**Written request**
Gather from the listing below each line that includes the word "here", and copy it.

[Dataset records]
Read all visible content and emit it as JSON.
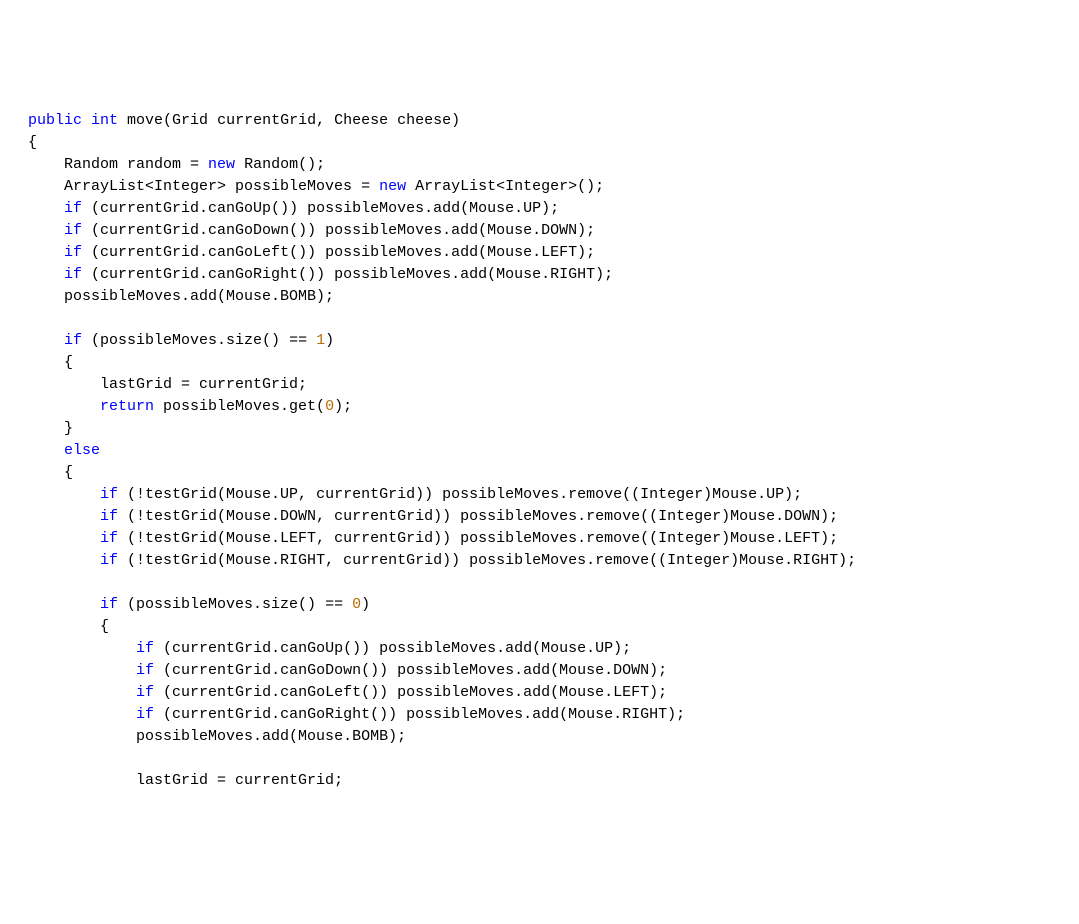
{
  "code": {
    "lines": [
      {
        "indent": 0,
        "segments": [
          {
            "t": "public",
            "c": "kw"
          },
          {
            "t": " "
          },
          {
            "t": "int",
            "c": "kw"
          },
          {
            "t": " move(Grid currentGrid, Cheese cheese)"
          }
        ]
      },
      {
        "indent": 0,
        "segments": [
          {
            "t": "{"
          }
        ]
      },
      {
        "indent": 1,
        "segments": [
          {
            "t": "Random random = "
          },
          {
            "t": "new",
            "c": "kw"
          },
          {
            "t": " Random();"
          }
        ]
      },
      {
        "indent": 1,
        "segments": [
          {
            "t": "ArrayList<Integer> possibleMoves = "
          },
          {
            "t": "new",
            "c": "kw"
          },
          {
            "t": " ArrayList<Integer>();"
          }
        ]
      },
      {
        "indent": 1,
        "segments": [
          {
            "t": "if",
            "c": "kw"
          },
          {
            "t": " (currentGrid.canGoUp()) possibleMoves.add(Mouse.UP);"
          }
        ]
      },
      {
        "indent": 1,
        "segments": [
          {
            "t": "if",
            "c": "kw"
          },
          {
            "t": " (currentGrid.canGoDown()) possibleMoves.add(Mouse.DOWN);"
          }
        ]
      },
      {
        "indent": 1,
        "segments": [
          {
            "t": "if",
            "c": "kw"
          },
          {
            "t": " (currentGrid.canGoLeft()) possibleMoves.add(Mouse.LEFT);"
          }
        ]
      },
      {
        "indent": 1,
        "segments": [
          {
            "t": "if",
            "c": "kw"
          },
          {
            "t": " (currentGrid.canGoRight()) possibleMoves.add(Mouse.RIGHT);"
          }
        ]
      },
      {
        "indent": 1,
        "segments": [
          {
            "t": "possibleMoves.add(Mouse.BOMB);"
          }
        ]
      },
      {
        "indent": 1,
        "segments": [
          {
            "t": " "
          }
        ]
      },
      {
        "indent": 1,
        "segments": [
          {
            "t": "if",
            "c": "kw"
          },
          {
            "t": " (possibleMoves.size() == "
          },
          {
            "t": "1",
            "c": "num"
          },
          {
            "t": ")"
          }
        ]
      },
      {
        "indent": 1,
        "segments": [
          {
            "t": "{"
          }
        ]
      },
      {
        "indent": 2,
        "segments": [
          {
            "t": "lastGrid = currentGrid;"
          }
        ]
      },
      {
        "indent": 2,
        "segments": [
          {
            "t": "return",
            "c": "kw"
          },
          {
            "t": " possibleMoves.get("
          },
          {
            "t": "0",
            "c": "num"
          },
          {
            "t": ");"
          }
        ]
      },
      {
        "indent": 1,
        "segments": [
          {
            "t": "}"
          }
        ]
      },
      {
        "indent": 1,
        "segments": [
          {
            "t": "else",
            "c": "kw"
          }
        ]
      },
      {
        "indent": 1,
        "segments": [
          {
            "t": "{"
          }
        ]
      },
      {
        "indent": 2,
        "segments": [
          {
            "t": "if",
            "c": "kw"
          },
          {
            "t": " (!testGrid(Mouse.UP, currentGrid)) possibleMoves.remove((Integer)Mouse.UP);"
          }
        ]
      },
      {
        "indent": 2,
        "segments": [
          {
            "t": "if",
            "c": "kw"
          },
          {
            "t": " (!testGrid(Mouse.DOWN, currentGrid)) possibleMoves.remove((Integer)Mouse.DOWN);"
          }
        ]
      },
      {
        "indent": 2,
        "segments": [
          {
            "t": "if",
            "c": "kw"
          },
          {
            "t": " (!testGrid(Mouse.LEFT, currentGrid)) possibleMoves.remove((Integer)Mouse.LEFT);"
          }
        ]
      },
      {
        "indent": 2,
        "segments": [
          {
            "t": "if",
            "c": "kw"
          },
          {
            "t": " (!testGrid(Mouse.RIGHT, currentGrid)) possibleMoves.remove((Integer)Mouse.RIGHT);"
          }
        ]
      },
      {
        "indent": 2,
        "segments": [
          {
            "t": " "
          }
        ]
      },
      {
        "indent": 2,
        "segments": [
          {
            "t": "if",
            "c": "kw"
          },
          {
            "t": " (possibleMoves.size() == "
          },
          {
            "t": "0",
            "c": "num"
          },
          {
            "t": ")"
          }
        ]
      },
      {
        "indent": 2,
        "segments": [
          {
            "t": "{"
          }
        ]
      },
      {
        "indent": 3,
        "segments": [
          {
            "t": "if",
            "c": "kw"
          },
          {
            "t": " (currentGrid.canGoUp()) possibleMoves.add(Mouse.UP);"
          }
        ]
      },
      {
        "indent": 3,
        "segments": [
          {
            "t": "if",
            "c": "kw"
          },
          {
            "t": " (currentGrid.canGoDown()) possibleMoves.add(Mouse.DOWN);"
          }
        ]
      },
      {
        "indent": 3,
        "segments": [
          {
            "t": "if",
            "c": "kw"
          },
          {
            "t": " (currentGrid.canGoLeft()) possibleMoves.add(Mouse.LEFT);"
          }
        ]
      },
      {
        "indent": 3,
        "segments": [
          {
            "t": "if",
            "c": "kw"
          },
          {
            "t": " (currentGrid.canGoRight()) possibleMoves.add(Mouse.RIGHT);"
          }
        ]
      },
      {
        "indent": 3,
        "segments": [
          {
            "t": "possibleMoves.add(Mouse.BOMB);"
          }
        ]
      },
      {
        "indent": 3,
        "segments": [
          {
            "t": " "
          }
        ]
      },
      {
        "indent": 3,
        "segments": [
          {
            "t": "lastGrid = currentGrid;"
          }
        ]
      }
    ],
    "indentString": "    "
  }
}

* * *

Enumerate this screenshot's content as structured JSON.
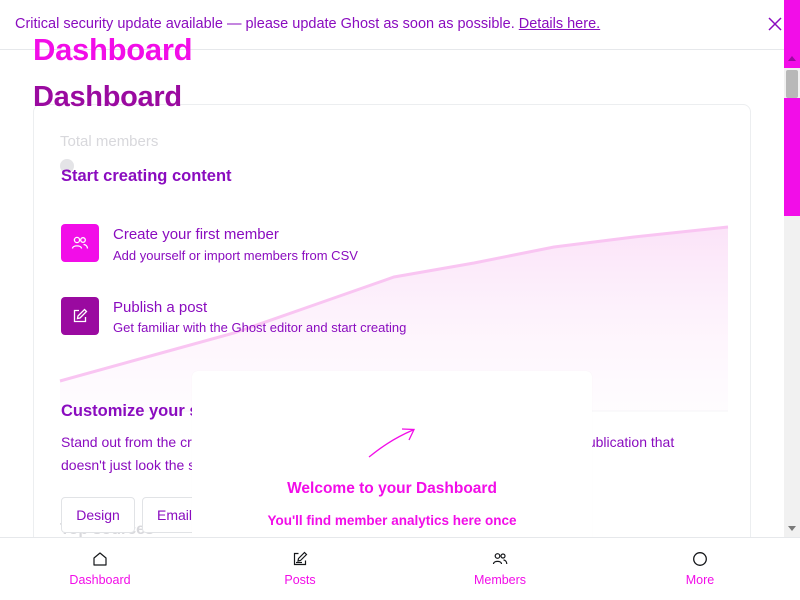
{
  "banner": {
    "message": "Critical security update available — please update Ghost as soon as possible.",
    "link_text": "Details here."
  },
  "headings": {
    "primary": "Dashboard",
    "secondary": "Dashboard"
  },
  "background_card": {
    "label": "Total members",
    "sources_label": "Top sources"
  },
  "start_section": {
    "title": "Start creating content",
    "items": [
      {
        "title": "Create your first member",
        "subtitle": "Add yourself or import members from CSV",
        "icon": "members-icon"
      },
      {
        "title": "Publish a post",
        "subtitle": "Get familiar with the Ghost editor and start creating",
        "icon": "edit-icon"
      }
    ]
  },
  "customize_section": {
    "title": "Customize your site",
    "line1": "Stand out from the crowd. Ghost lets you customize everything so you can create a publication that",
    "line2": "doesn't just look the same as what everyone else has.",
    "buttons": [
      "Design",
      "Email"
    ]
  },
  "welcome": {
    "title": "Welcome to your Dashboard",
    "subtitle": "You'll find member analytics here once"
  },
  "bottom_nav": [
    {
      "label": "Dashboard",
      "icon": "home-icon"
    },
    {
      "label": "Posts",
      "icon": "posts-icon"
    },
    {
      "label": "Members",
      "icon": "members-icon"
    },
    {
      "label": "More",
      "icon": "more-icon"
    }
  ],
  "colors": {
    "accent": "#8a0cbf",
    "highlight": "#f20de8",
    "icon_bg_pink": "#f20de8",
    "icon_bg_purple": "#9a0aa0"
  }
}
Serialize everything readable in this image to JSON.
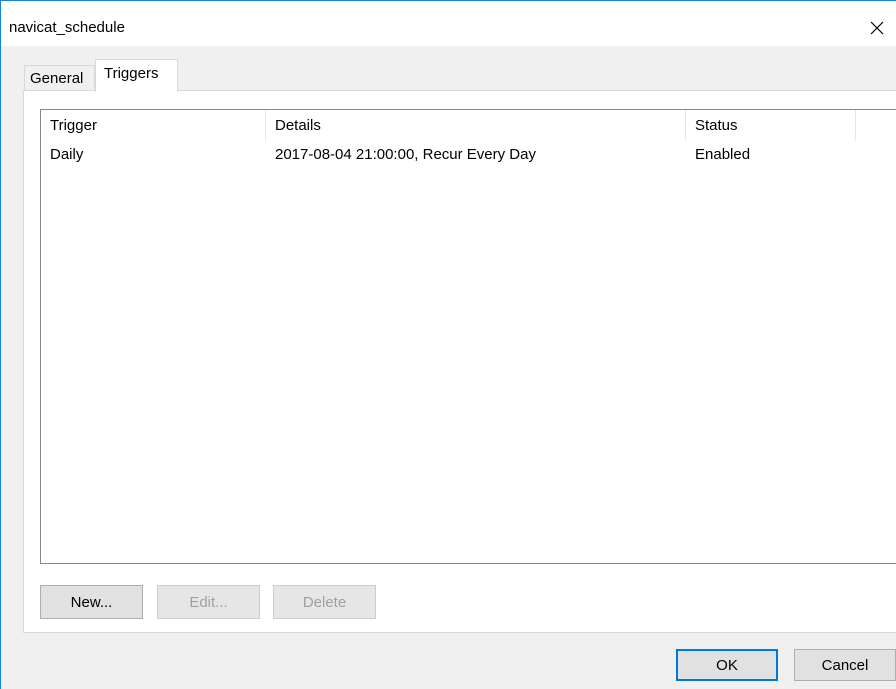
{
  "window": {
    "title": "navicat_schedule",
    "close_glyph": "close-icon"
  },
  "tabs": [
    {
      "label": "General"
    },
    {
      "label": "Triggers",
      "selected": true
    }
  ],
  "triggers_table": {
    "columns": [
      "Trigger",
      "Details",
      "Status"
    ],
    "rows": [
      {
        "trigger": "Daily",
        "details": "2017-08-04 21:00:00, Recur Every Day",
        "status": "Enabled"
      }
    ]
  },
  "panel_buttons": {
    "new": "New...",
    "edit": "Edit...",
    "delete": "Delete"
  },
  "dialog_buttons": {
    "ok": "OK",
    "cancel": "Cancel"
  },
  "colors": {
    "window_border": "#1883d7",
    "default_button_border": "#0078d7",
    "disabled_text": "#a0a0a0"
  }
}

**The solution**
    "link_text": "Details here."
    "subtitle": "You'll find member analytics here once"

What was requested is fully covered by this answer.